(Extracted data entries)
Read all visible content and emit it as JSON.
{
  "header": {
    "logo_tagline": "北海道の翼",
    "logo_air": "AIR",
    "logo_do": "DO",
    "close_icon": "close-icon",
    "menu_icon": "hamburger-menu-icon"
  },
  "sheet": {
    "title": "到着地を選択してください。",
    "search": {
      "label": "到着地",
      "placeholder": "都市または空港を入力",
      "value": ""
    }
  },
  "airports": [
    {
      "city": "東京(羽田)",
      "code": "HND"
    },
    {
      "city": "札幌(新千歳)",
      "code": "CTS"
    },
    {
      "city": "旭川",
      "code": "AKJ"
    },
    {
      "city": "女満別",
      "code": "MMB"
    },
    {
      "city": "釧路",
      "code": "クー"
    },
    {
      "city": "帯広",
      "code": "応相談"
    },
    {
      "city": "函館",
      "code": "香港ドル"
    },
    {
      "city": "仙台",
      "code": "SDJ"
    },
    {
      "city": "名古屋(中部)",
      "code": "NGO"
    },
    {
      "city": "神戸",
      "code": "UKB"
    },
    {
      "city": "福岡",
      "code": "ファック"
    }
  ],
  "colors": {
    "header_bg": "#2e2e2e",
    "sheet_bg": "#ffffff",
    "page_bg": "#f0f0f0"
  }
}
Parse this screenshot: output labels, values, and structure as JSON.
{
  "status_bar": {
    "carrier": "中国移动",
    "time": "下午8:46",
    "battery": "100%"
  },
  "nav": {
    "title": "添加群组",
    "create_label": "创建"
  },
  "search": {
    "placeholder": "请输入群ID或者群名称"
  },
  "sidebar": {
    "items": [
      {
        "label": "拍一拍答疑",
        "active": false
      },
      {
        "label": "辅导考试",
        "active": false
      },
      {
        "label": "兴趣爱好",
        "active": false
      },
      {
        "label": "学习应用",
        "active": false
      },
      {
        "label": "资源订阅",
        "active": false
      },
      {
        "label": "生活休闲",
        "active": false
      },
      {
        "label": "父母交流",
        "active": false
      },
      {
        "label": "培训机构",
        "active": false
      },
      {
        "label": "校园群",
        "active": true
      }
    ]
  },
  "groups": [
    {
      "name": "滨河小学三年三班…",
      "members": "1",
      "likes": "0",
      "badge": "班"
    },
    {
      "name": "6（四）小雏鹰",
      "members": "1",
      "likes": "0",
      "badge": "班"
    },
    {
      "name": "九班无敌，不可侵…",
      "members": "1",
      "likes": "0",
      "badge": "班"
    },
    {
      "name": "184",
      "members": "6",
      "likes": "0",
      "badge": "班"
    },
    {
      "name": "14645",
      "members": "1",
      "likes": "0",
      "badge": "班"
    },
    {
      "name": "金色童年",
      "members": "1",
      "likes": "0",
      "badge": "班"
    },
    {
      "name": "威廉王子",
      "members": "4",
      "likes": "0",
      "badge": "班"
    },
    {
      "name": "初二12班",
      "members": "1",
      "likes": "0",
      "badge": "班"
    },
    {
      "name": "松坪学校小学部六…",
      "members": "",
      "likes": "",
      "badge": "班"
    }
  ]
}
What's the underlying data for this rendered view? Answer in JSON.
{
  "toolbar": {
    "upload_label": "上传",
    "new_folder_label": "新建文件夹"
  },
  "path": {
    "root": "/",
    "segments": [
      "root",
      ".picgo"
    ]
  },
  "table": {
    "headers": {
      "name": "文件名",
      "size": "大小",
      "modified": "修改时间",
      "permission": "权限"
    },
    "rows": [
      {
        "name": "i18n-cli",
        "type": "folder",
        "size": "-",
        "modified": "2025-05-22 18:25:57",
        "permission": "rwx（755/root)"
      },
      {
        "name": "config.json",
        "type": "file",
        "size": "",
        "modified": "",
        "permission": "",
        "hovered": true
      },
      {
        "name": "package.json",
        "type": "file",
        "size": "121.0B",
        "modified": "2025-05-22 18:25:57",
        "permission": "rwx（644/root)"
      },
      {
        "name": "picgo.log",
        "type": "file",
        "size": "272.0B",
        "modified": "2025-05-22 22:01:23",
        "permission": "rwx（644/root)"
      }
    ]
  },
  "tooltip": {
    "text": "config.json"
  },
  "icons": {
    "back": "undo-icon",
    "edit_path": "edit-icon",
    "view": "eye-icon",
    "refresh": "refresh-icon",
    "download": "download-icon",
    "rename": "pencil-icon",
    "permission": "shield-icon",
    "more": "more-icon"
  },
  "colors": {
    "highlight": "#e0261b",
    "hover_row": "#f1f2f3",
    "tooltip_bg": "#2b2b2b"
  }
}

EXERCISE OBJECTIVE: Each line of the material above must be retyped precisely.

REPLY TO THE TASK:
Read all visible content and emit it as JSON.
{
  "header": {
    "logo_tagline": "北海道の翼",
    "logo_air": "AIR",
    "logo_do": "DO",
    "close_icon": "close-icon",
    "menu_icon": "hamburger-menu-icon"
  },
  "sheet": {
    "title": "到着地を選択してください。",
    "search": {
      "label": "到着地",
      "placeholder": "都市または空港を入力",
      "value": ""
    }
  },
  "airports": [
    {
      "city": "東京(羽田)",
      "code": "HND"
    },
    {
      "city": "札幌(新千歳)",
      "code": "CTS"
    },
    {
      "city": "旭川",
      "code": "AKJ"
    },
    {
      "city": "女満別",
      "code": "MMB"
    },
    {
      "city": "釧路",
      "code": "クー"
    },
    {
      "city": "帯広",
      "code": "応相談"
    },
    {
      "city": "函館",
      "code": "香港ドル"
    },
    {
      "city": "仙台",
      "code": "SDJ"
    },
    {
      "city": "名古屋(中部)",
      "code": "NGO"
    },
    {
      "city": "神戸",
      "code": "UKB"
    },
    {
      "city": "福岡",
      "code": "ファック"
    }
  ],
  "colors": {
    "header_bg": "#2e2e2e",
    "sheet_bg": "#ffffff",
    "page_bg": "#f0f0f0"
  }
}
Parse this screenshot: output labels, values, and structure as JSON.
{
  "status_bar": {
    "carrier": "中国移动",
    "time": "下午8:46",
    "battery": "100%"
  },
  "nav": {
    "title": "添加群组",
    "create_label": "创建"
  },
  "search": {
    "placeholder": "请输入群ID或者群名称"
  },
  "sidebar": {
    "items": [
      {
        "label": "拍一拍答疑",
        "active": false
      },
      {
        "label": "辅导考试",
        "active": false
      },
      {
        "label": "兴趣爱好",
        "active": false
      },
      {
        "label": "学习应用",
        "active": false
      },
      {
        "label": "资源订阅",
        "active": false
      },
      {
        "label": "生活休闲",
        "active": false
      },
      {
        "label": "父母交流",
        "active": false
      },
      {
        "label": "培训机构",
        "active": false
      },
      {
        "label": "校园群",
        "active": true
      }
    ]
  },
  "groups": [
    {
      "name": "滨河小学三年三班…",
      "members": "1",
      "likes": "0",
      "badge": "班"
    },
    {
      "name": "6（四）小雏鹰",
      "members": "1",
      "likes": "0",
      "badge": "班"
    },
    {
      "name": "九班无敌，不可侵…",
      "members": "1",
      "likes": "0",
      "badge": "班"
    },
    {
      "name": "184",
      "members": "6",
      "likes": "0",
      "badge": "班"
    },
    {
      "name": "14645",
      "members": "1",
      "likes": "0",
      "badge": "班"
    },
    {
      "name": "金色童年",
      "members": "1",
      "likes": "0",
      "badge": "班"
    },
    {
      "name": "威廉王子",
      "members": "4",
      "likes": "0",
      "badge": "班"
    },
    {
      "name": "初二12班",
      "members": "1",
      "likes": "0",
      "badge": "班"
    },
    {
      "name": "松坪学校小学部六…",
      "members": "",
      "likes": "",
      "badge": "班"
    }
  ]
}
What's the underlying data for this rendered view? Answer in JSON.
{
  "toolbar": {
    "upload_label": "上传",
    "new_folder_label": "新建文件夹"
  },
  "path": {
    "root": "/",
    "segments": [
      "root",
      ".picgo"
    ]
  },
  "table": {
    "headers": {
      "name": "文件名",
      "size": "大小",
      "modified": "修改时间",
      "permission": "权限"
    },
    "rows": [
      {
        "name": "i18n-cli",
        "type": "folder",
        "size": "-",
        "modified": "2025-05-22 18:25:57",
        "permission": "rwx（755/root)"
      },
      {
        "name": "config.json",
        "type": "file",
        "size": "",
        "modified": "",
        "permission": "",
        "hovered": true
      },
      {
        "name": "package.json",
        "type": "file",
        "size": "121.0B",
        "modified": "2025-05-22 18:25:57",
        "permission": "rwx（644/root)"
      },
      {
        "name": "picgo.log",
        "type": "file",
        "size": "272.0B",
        "modified": "2025-05-22 22:01:23",
        "permission": "rwx（644/root)"
      }
    ]
  },
  "tooltip": {
    "text": "config.json"
  },
  "icons": {
    "back": "undo-icon",
    "edit_path": "edit-icon",
    "view": "eye-icon",
    "refresh": "refresh-icon",
    "download": "download-icon",
    "rename": "pencil-icon",
    "permission": "shield-icon",
    "more": "more-icon"
  },
  "colors": {
    "highlight": "#e0261b",
    "hover_row": "#f1f2f3",
    "tooltip_bg": "#2b2b2b"
  }
}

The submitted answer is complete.